[PROBLEM] Search the data below for the word "Months" and copy each line that holds it.

Data listing:
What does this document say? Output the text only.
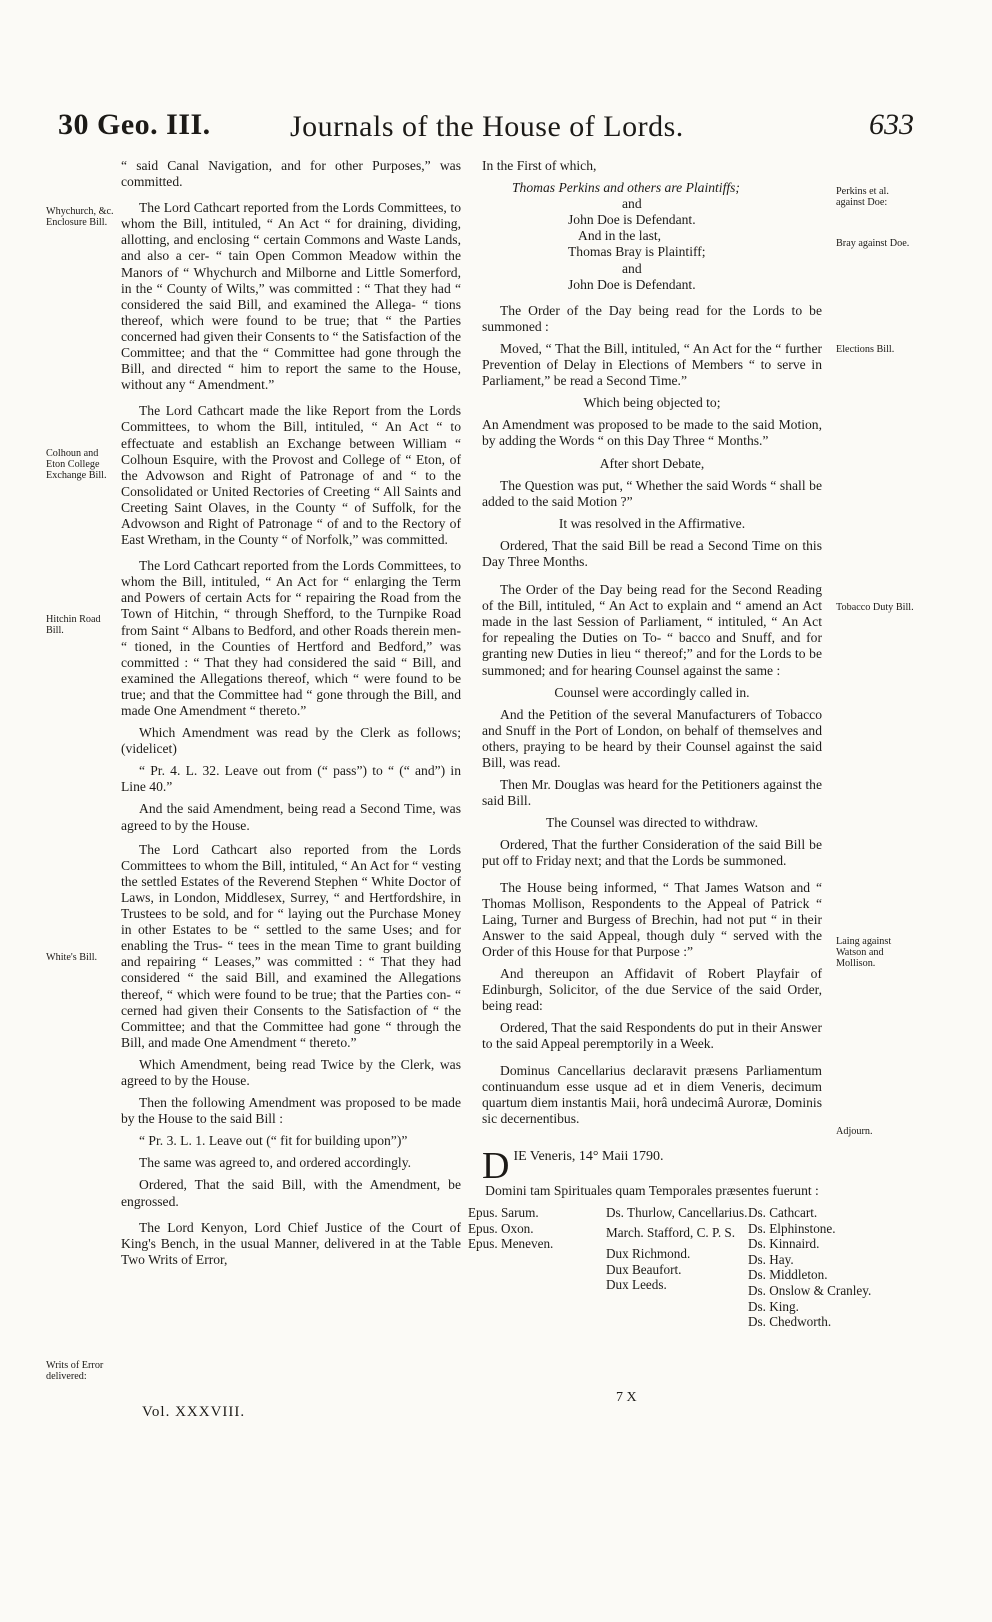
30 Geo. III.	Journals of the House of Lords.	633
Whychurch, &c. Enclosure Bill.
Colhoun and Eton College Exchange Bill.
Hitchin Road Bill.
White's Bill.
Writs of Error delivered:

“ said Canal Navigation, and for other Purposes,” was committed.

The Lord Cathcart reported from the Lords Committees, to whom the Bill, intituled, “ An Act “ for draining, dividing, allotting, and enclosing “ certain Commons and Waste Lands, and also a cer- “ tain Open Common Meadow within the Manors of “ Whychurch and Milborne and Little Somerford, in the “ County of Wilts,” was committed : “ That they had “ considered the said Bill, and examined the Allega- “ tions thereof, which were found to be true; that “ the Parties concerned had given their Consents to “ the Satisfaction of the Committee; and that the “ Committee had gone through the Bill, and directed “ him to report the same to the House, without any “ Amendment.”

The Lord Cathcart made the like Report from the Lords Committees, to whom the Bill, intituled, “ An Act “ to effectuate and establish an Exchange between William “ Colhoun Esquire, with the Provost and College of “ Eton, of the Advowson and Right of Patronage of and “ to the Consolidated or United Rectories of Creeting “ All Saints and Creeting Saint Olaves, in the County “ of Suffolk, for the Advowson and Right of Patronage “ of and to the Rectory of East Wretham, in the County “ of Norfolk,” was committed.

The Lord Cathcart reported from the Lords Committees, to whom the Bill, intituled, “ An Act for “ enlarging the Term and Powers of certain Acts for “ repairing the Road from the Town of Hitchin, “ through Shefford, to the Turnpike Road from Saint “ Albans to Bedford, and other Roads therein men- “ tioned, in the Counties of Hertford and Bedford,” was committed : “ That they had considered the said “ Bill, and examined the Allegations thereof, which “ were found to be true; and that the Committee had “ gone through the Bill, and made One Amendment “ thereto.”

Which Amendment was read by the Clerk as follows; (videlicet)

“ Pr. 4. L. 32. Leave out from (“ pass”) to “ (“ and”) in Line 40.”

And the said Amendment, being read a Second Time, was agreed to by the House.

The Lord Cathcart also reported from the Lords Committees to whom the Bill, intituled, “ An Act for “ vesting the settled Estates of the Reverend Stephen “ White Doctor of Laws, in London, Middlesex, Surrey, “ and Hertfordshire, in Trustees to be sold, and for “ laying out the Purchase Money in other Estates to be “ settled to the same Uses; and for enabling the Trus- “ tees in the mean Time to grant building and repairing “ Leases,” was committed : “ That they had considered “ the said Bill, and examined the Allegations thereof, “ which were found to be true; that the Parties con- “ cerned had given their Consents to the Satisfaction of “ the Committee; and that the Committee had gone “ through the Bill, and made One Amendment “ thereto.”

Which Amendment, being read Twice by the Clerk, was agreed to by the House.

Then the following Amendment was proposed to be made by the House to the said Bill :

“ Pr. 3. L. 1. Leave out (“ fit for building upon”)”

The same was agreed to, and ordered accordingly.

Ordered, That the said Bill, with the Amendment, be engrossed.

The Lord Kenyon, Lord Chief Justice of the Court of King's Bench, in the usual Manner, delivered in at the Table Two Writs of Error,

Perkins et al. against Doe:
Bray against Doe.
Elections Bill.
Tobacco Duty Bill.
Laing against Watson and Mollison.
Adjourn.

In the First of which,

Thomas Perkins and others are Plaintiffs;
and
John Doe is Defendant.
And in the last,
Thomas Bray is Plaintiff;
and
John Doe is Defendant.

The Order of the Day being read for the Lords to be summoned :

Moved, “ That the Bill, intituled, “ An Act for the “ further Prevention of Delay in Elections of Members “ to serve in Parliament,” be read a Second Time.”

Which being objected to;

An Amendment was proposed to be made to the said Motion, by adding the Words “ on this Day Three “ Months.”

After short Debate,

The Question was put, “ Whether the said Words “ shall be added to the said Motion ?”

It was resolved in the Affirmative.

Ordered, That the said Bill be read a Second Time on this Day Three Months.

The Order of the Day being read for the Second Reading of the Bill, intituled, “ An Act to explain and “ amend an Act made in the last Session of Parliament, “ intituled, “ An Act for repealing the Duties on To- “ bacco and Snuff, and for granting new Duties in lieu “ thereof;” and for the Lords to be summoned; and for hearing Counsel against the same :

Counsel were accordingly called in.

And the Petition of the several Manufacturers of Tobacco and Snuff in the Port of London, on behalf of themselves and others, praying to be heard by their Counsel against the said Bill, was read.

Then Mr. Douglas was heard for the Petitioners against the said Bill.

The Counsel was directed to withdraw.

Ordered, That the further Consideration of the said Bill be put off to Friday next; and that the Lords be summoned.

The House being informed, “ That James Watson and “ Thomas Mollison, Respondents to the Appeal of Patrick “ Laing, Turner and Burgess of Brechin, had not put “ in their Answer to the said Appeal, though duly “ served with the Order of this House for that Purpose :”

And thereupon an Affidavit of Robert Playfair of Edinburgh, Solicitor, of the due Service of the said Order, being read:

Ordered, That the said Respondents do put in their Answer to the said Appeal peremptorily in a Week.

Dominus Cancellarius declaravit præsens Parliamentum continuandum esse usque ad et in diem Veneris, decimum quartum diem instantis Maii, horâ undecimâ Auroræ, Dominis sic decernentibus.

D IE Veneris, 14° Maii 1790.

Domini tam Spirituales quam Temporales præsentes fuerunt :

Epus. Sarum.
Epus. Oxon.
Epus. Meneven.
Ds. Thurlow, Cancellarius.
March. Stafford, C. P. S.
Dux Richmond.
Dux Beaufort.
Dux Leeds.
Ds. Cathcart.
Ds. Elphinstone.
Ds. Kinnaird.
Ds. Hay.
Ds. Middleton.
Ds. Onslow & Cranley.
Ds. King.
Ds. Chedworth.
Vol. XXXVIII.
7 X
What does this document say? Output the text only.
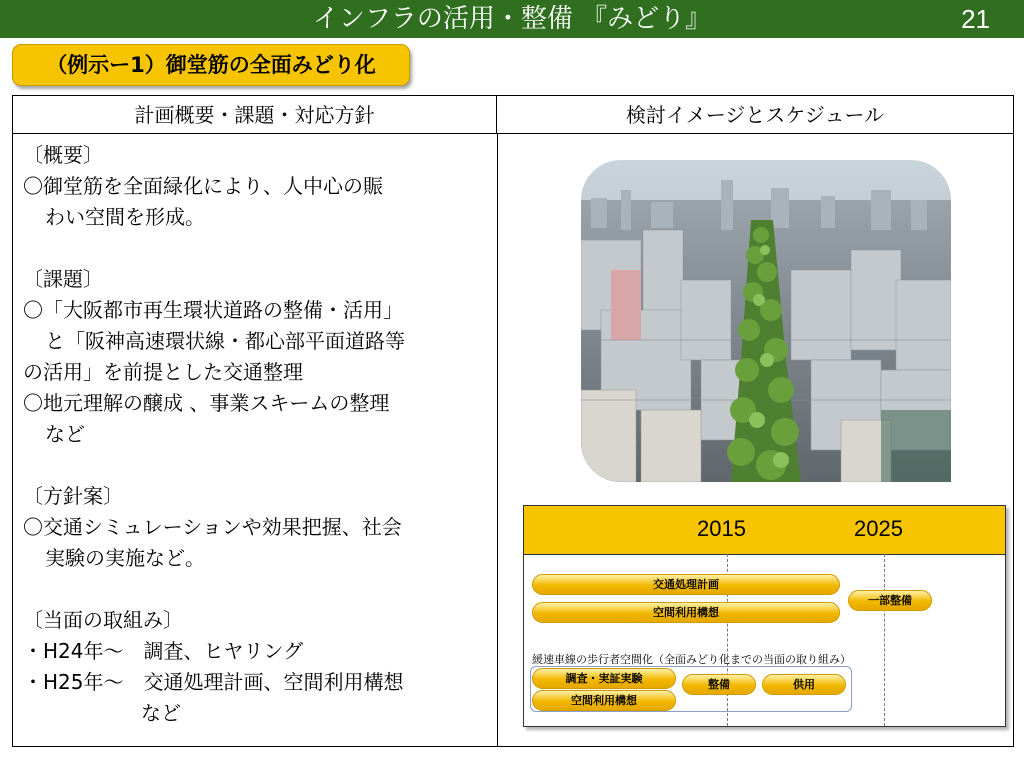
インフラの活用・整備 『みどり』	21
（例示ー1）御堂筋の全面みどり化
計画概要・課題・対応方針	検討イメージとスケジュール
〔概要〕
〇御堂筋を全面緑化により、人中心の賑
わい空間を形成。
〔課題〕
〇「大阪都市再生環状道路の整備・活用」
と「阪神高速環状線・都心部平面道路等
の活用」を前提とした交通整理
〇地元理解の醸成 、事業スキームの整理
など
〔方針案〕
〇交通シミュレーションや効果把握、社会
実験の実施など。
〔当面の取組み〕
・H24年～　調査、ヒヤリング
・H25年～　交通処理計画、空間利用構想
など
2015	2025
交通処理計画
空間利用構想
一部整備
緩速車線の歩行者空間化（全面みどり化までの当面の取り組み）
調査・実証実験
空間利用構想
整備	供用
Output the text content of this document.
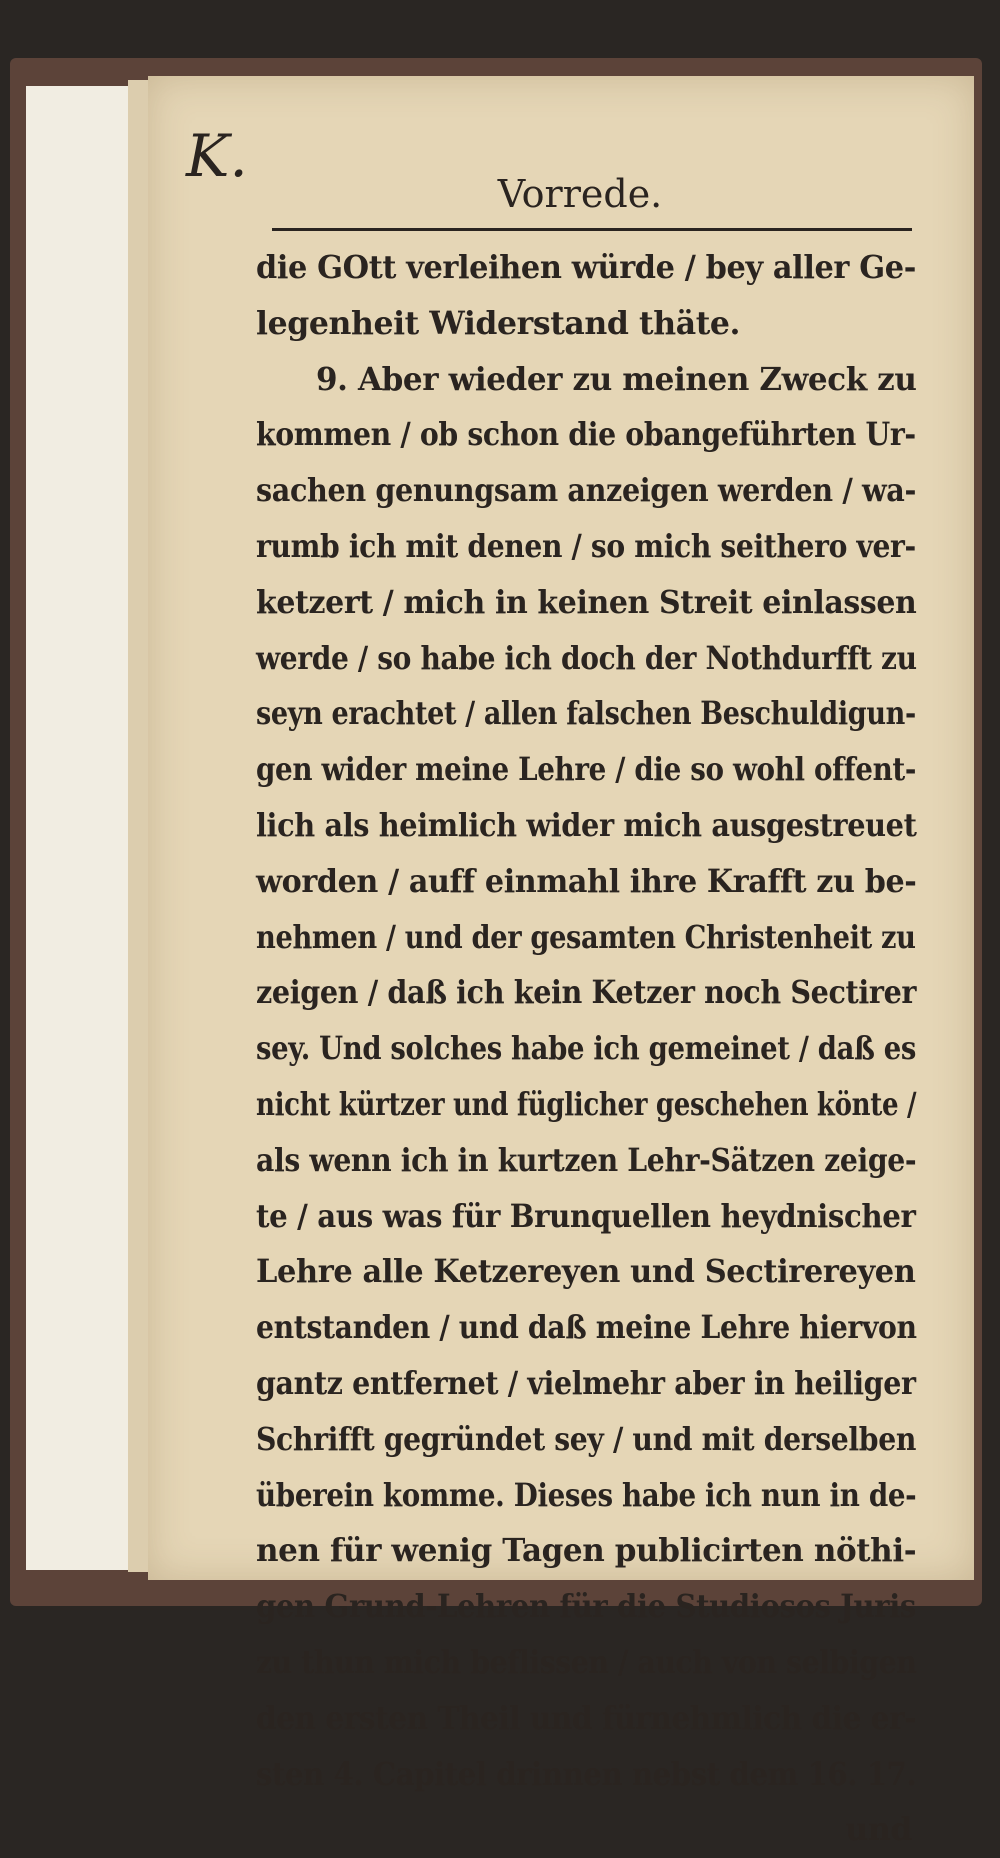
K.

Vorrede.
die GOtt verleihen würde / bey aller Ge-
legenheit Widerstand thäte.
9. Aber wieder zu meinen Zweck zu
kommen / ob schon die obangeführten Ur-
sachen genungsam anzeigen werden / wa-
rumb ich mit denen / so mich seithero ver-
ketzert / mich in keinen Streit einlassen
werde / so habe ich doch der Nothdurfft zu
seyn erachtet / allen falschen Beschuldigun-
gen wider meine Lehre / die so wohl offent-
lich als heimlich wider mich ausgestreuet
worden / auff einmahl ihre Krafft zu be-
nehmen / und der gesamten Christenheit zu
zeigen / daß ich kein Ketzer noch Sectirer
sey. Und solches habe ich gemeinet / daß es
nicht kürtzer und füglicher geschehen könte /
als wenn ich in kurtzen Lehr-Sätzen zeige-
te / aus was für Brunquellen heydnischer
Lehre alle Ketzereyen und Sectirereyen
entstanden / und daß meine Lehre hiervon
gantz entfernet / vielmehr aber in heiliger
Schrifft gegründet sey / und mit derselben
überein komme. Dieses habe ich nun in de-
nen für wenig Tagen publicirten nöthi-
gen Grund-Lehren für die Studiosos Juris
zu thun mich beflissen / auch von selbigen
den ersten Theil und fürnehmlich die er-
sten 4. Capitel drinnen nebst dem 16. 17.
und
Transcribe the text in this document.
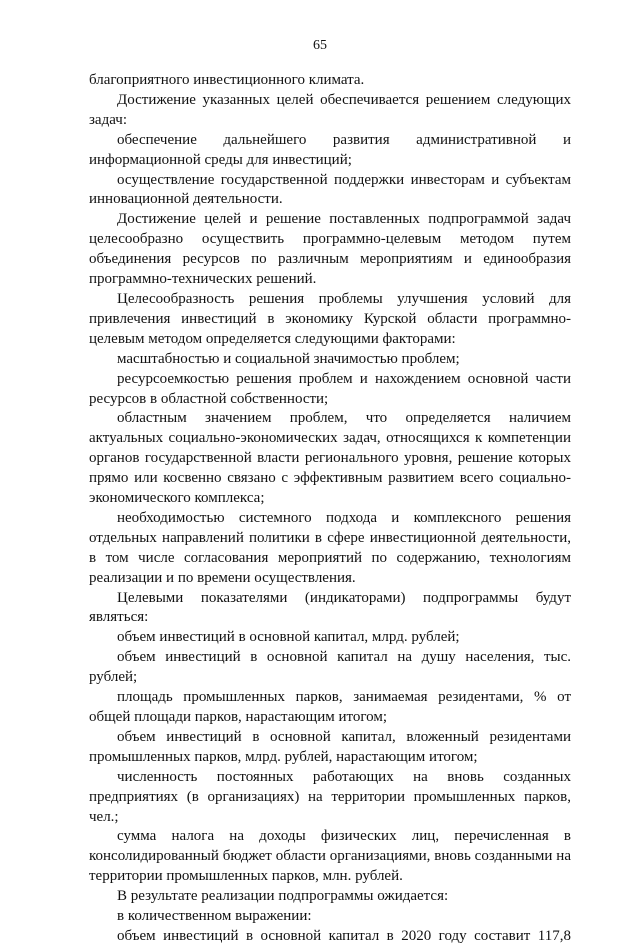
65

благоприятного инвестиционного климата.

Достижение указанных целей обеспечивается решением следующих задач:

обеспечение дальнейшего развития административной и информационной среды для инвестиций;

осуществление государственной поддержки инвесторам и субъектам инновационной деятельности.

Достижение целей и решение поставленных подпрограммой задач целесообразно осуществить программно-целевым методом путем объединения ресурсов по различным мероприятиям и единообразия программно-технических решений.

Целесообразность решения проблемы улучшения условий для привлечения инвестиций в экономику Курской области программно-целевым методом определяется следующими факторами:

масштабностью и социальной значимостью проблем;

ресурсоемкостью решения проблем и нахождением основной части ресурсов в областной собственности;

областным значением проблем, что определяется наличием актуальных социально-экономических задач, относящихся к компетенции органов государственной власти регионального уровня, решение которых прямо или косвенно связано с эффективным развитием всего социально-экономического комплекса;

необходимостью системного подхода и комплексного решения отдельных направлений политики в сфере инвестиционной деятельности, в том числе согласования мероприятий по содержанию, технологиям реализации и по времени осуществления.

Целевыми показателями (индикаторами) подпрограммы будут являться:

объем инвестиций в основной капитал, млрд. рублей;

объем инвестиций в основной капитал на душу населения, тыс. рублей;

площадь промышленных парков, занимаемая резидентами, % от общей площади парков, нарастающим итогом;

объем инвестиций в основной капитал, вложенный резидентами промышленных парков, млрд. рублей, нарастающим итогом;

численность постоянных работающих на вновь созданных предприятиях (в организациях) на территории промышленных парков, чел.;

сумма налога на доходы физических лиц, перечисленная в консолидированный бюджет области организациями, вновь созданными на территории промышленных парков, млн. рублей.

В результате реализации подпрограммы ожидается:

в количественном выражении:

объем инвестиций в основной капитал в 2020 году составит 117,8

[SOLVED PROBLEM]
An Amendment was proposed to be made to the said Motion, by adding the Words “ on this Day Three “ Months.”
Ordered, That the said Bill be read a Second Time on this Day Three Months.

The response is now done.